EXERCISE BRIEF => List every line below containing "XXテック".

--- SOURCE RECORDS ---

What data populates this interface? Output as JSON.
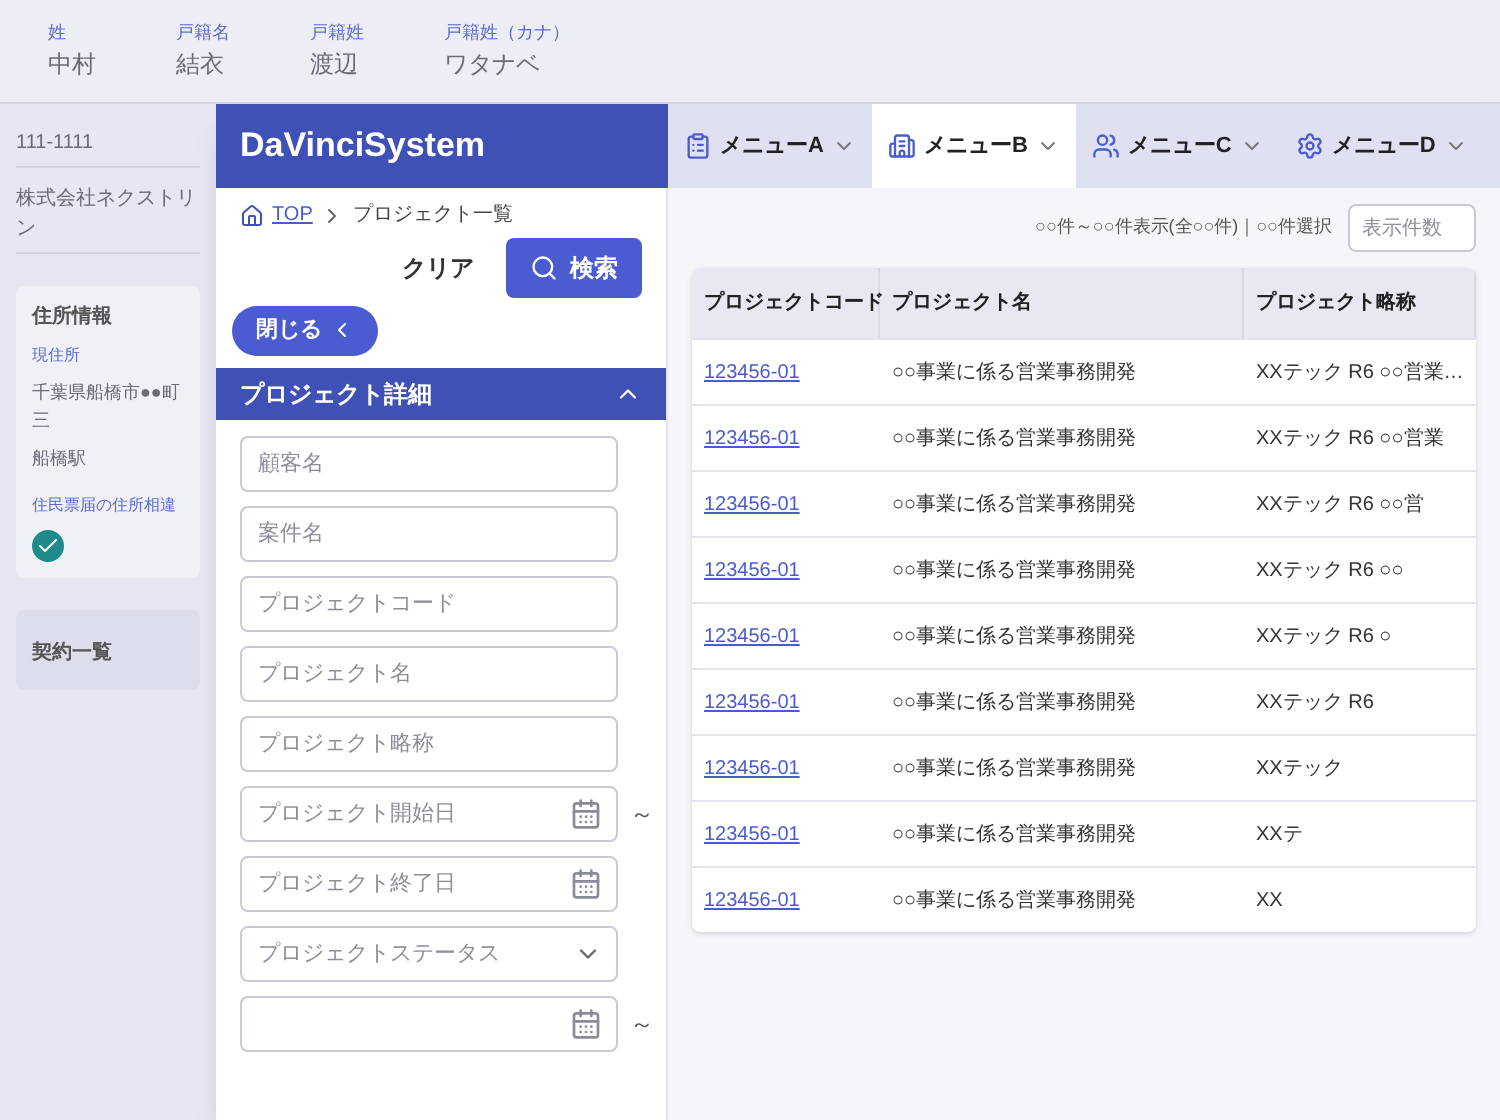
{
  "background_record": {
    "top_fields": [
      {
        "label": "姓",
        "value": "中村"
      },
      {
        "label": "戸籍名",
        "value": "結衣"
      },
      {
        "label": "戸籍姓",
        "value": "渡辺"
      },
      {
        "label": "戸籍姓（カナ）",
        "value": "ワタナベ"
      }
    ],
    "side_values": [
      "111-1111",
      "株式会社ネクストリン"
    ],
    "address_card": {
      "title": "住所情報",
      "label": "現住所",
      "lines": [
        "千葉県船橋市●●町三",
        "船橋駅"
      ],
      "check_label": "住民票届の住所相違",
      "checked": true
    },
    "contracts_title": "契約一覧"
  },
  "app": {
    "logo": "DaVinciSystem",
    "menu": [
      {
        "label": "メニューA",
        "selected": false
      },
      {
        "label": "メニューB",
        "selected": true
      },
      {
        "label": "メニューC",
        "selected": false
      },
      {
        "label": "メニューD",
        "selected": false
      }
    ],
    "breadcrumb": [
      {
        "label": "TOP",
        "kind": "link"
      },
      {
        "label": "プロジェクト一覧",
        "kind": "current"
      }
    ],
    "clear_button": "クリア",
    "search_button": "検索",
    "close_button": "閉じる",
    "section": {
      "title": "プロジェクト詳細",
      "expanded": true
    },
    "fields": [
      {
        "kind": "text",
        "placeholder": "顧客名"
      },
      {
        "kind": "text",
        "placeholder": "案件名"
      },
      {
        "kind": "text",
        "placeholder": "プロジェクトコード"
      },
      {
        "kind": "text",
        "placeholder": "プロジェクト名"
      },
      {
        "kind": "text",
        "placeholder": "プロジェクト略称"
      },
      {
        "kind": "date",
        "placeholder": "プロジェクト開始日",
        "suffix": "～"
      },
      {
        "kind": "date",
        "placeholder": "プロジェクト終了日"
      },
      {
        "kind": "select",
        "placeholder": "プロジェクトステータス"
      },
      {
        "kind": "date",
        "suffix": "～"
      }
    ],
    "summary": "○○件～○○件表示(全○○件)｜○○件選択",
    "page_size": {
      "placeholder": "表示件数"
    },
    "table": {
      "columns": [
        "プロジェクトコード",
        "プロジェクト名",
        "プロジェクト略称"
      ],
      "rows": [
        [
          "123456-01",
          "○○事業に係る営業事務開発",
          "XXテック R6 ○○営業…"
        ],
        [
          "123456-01",
          "○○事業に係る営業事務開発",
          "XXテック R6 ○○営業"
        ],
        [
          "123456-01",
          "○○事業に係る営業事務開発",
          "XXテック R6 ○○営"
        ],
        [
          "123456-01",
          "○○事業に係る営業事務開発",
          "XXテック R6 ○○"
        ],
        [
          "123456-01",
          "○○事業に係る営業事務開発",
          "XXテック R6 ○"
        ],
        [
          "123456-01",
          "○○事業に係る営業事務開発",
          "XXテック R6"
        ],
        [
          "123456-01",
          "○○事業に係る営業事務開発",
          "XXテック"
        ],
        [
          "123456-01",
          "○○事業に係る営業事務開発",
          "XXテ"
        ],
        [
          "123456-01",
          "○○事業に係る営業事務開発",
          "XX"
        ]
      ]
    }
  }
}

---

OUTPUT FOR THIS EXERCISE =>
          "XXテック R6 ○○営業…"
          "XXテック R6 ○○営業"
          "XXテック R6 ○○営"
          "XXテック R6 ○○"
          "XXテック R6 ○"
          "XXテック R6"
          "XXテック"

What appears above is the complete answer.